Extracted records:
=======

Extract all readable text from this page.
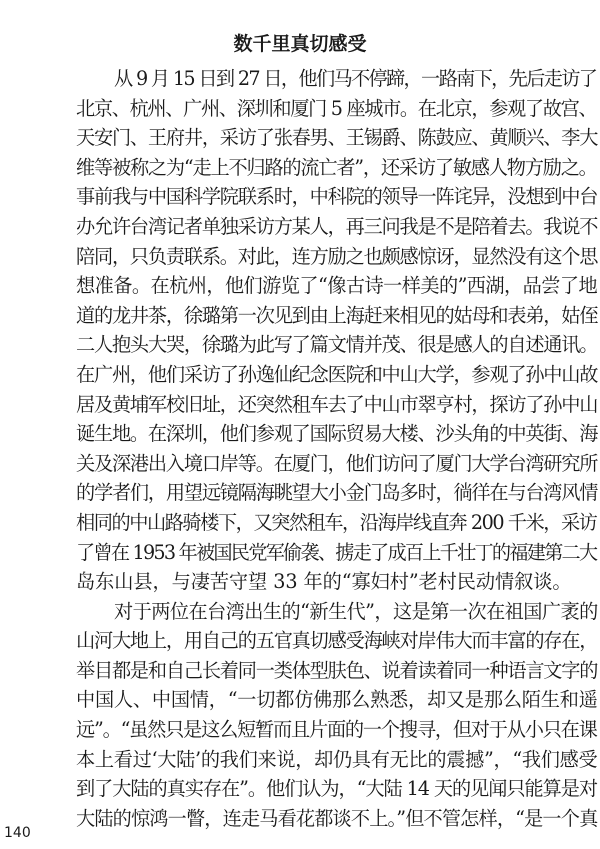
数千里真切感受
从 9 月 15 日到 27 日，他们马不停蹄，一路南下，先后走访了
北京、杭州、广州、深圳和厦门 5 座城市。在北京，参观了故宫、
天安门、王府井，采访了张春男、王锡爵、陈鼓应、黄顺兴、李大
维等被称之为“走上不归路的流亡者”，还采访了敏感人物方励之。
事前我与中国科学院联系时，中科院的领导一阵诧异，没想到中台
办允许台湾记者单独采访方某人，再三问我是不是陪着去。我说不
陪同，只负责联系。对此，连方励之也颇感惊讶，显然没有这个思
想准备。在杭州，他们游览了“像古诗一样美的”西湖，品尝了地
道的龙井茶，徐璐第一次见到由上海赶来相见的姑母和表弟，姑侄
二人抱头大哭，徐璐为此写了篇文情并茂、很是感人的自述通讯。
在广州，他们采访了孙逸仙纪念医院和中山大学，参观了孙中山故
居及黄埔军校旧址，还突然租车去了中山市翠亨村，探访了孙中山
诞生地。在深圳，他们参观了国际贸易大楼、沙头角的中英街、海
关及深港出入境口岸等。在厦门，他们访问了厦门大学台湾研究所
的学者们，用望远镜隔海眺望大小金门岛多时，徜徉在与台湾风情
相同的中山路骑楼下，又突然租车，沿海岸线直奔 200 千米，采访
了曾在 1953 年被国民党军偷袭、掳走了成百上千壮丁的福建第二大
岛东山县，与凄苦守望 33 年的“寡妇村”老村民动情叙谈。
对于两位在台湾出生的“新生代”，这是第一次在祖国广袤的
山河大地上，用自己的五官真切感受海峡对岸伟大而丰富的存在，
举目都是和自己长着同一类体型肤色、说着读着同一种语言文字的
中国人、中国情，“一切都仿佛那么熟悉，却又是那么陌生和遥
远”。“虽然只是这么短暂而且片面的一个搜寻，但对于从小只在课
本上看过‘大陆’的我们来说，却仍具有无比的震撼”，“我们感受
到了大陆的真实存在”。他们认为，“大陆 14 天的见闻只能算是对
大陆的惊鸿一瞥，连走马看花都谈不上。”但不管怎样，“是一个真
140
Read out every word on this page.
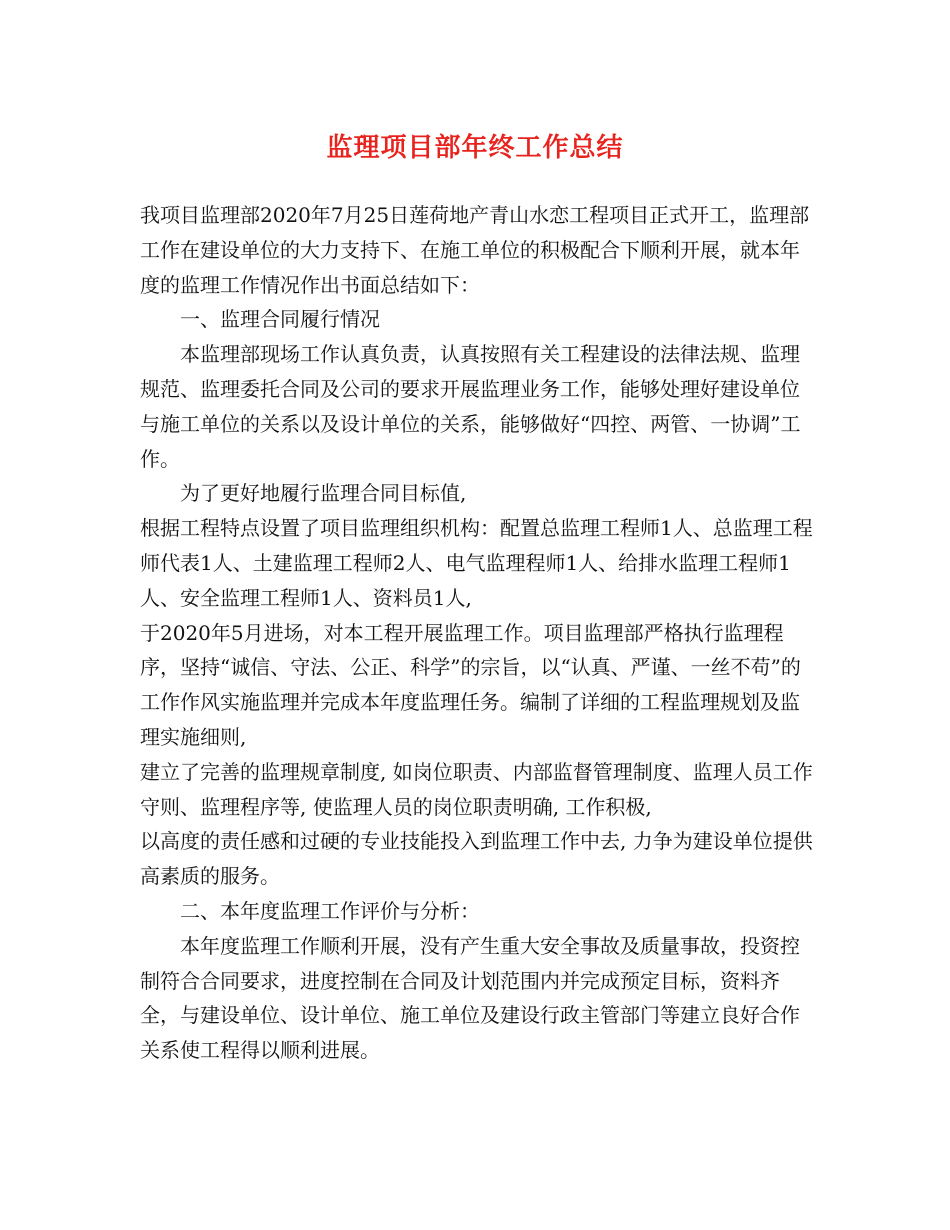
监理项目部年终工作总结

我项目监理部2020年7月25日莲荷地产青山水恋工程项目正式开工，监理部工作在建设单位的大力支持下、在施工单位的积极配合下顺利开展，就本年度的监理工作情况作出书面总结如下：

一、监理合同履行情况

本监理部现场工作认真负责，认真按照有关工程建设的法律法规、监理规范、监理委托合同及公司的要求开展监理业务工作，能够处理好建设单位与施工单位的关系以及设计单位的关系，能够做好“四控、两管、一协调”工作。

为了更好地履行监理合同目标值,

根据工程特点设置了项目监理组织机构：配置总监理工程师1人、总监理工程师代表1人、土建监理工程师2人、电气监理程师1人、给排水监理工程师1人、安全监理工程师1人、资料员1人,

于2020年5月进场，对本工程开展监理工作。项目监理部严格执行监理程序，坚持“诚信、守法、公正、科学”的宗旨，以“认真、严谨、一丝不苟”的工作作风实施监理并完成本年度监理任务。编制了详细的工程监理规划及监理实施细则,

建立了完善的监理规章制度, 如岗位职责、内部监督管理制度、监理人员工作守则、监理程序等, 使监理人员的岗位职责明确, 工作积极,

以高度的责任感和过硬的专业技能投入到监理工作中去, 力争为建设单位提供高素质的服务。

二、本年度监理工作评价与分析：

本年度监理工作顺利开展，没有产生重大安全事故及质量事故，投资控制符合合同要求，进度控制在合同及计划范围内并完成预定目标，资料齐全，与建设单位、设计单位、施工单位及建设行政主管部门等建立良好合作关系使工程得以顺利进展。
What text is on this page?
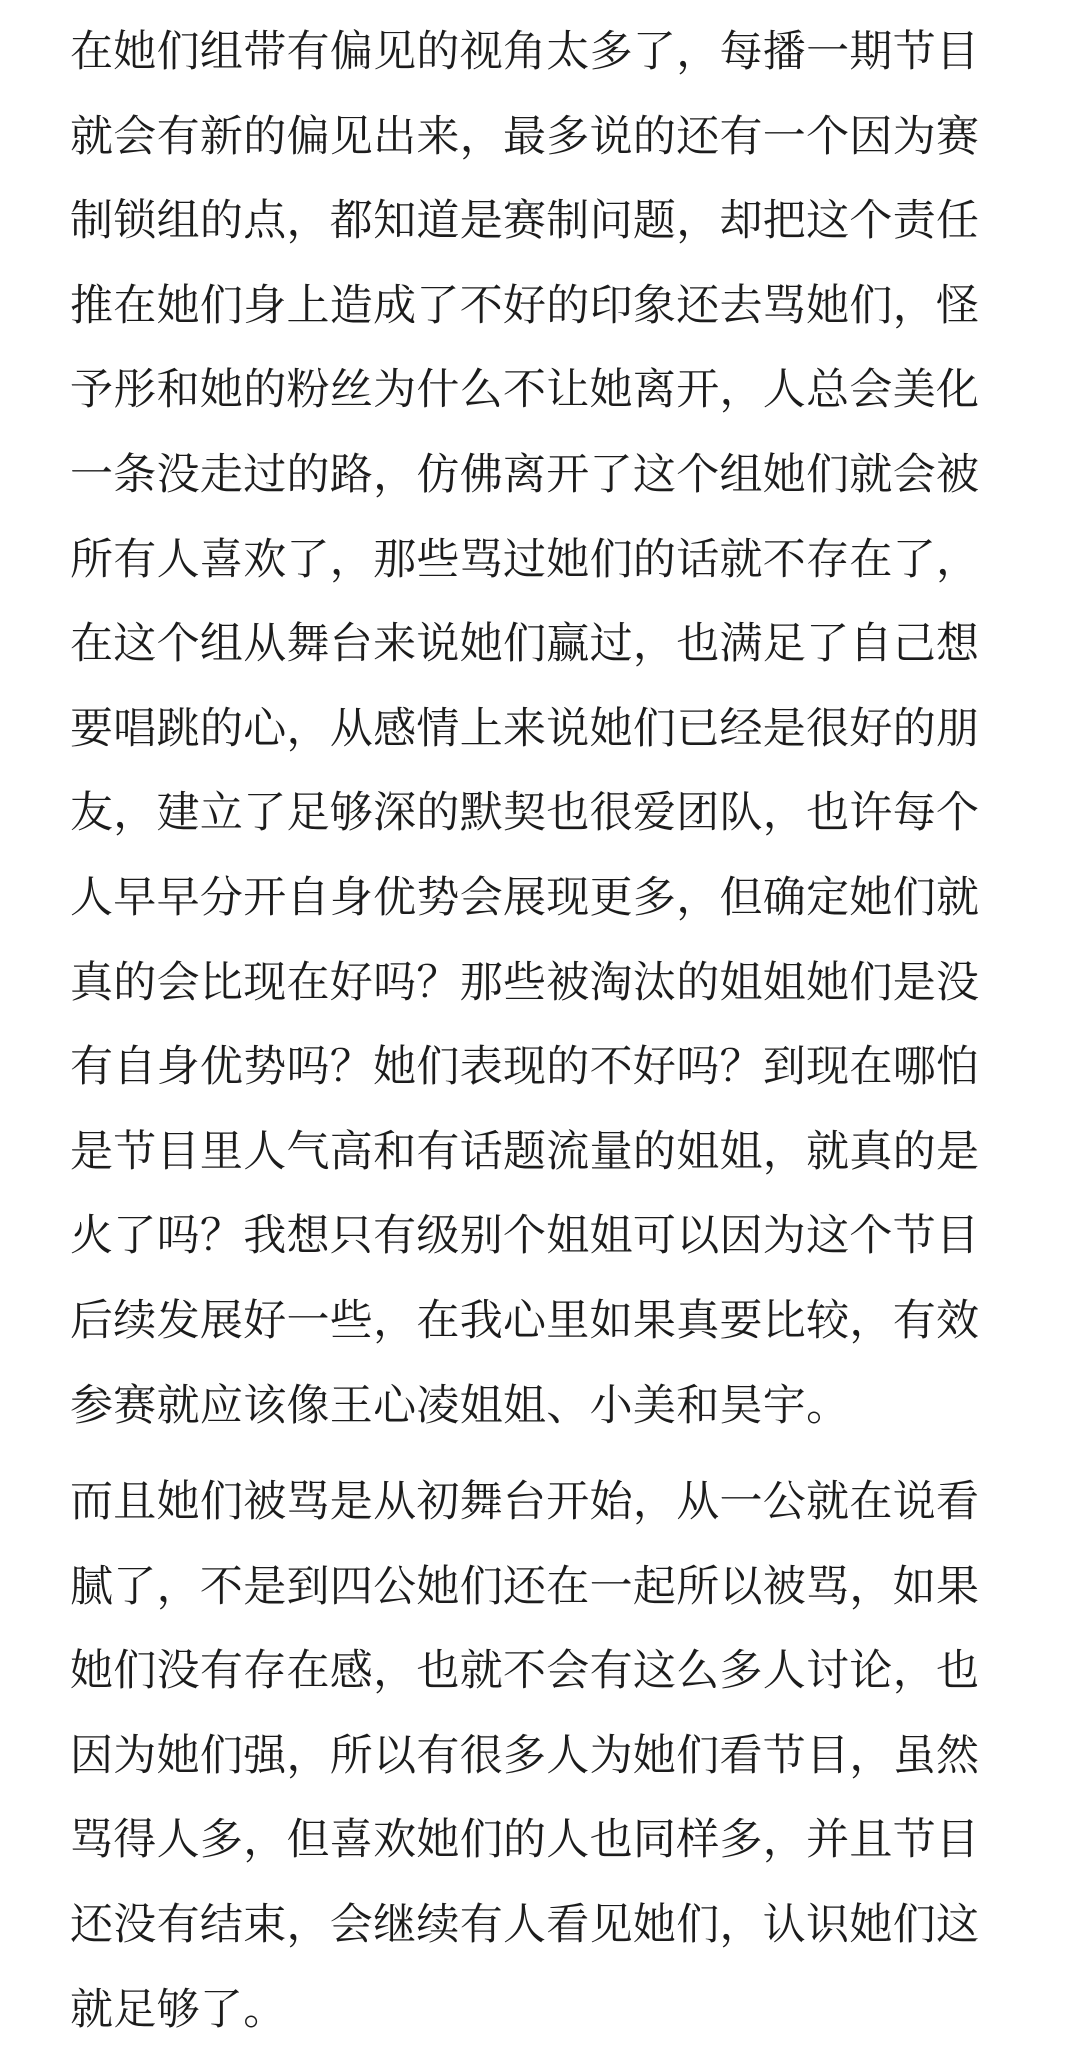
在她们组带有偏见的视角太多了，每播一期节目
就会有新的偏见出来，最多说的还有一个因为赛
制锁组的点，都知道是赛制问题，却把这个责任
推在她们身上造成了不好的印象还去骂她们，怪
予彤和她的粉丝为什么不让她离开，人总会美化
一条没走过的路，仿佛离开了这个组她们就会被
所有人喜欢了，那些骂过她们的话就不存在了，
在这个组从舞台来说她们赢过，也满足了自己想
要唱跳的心，从感情上来说她们已经是很好的朋
友，建立了足够深的默契也很爱团队，也许每个
人早早分开自身优势会展现更多，但确定她们就
真的会比现在好吗？那些被淘汰的姐姐她们是没
有自身优势吗？她们表现的不好吗？到现在哪怕
是节目里人气高和有话题流量的姐姐，就真的是
火了吗？我想只有级别个姐姐可以因为这个节目
后续发展好一些，在我心里如果真要比较，有效
参赛就应该像王心凌姐姐、小美和昊宇。
而且她们被骂是从初舞台开始，从一公就在说看
腻了，不是到四公她们还在一起所以被骂，如果
她们没有存在感，也就不会有这么多人讨论，也
因为她们强，所以有很多人为她们看节目，虽然
骂得人多，但喜欢她们的人也同样多，并且节目
还没有结束，会继续有人看见她们，认识她们这
就足够了。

=======

■ JOB ■
Extract every line above that contains the word "text".

■ OUTPUT OF THE EXERCISE ■
Extract all readable text from this page.
What text is on this page?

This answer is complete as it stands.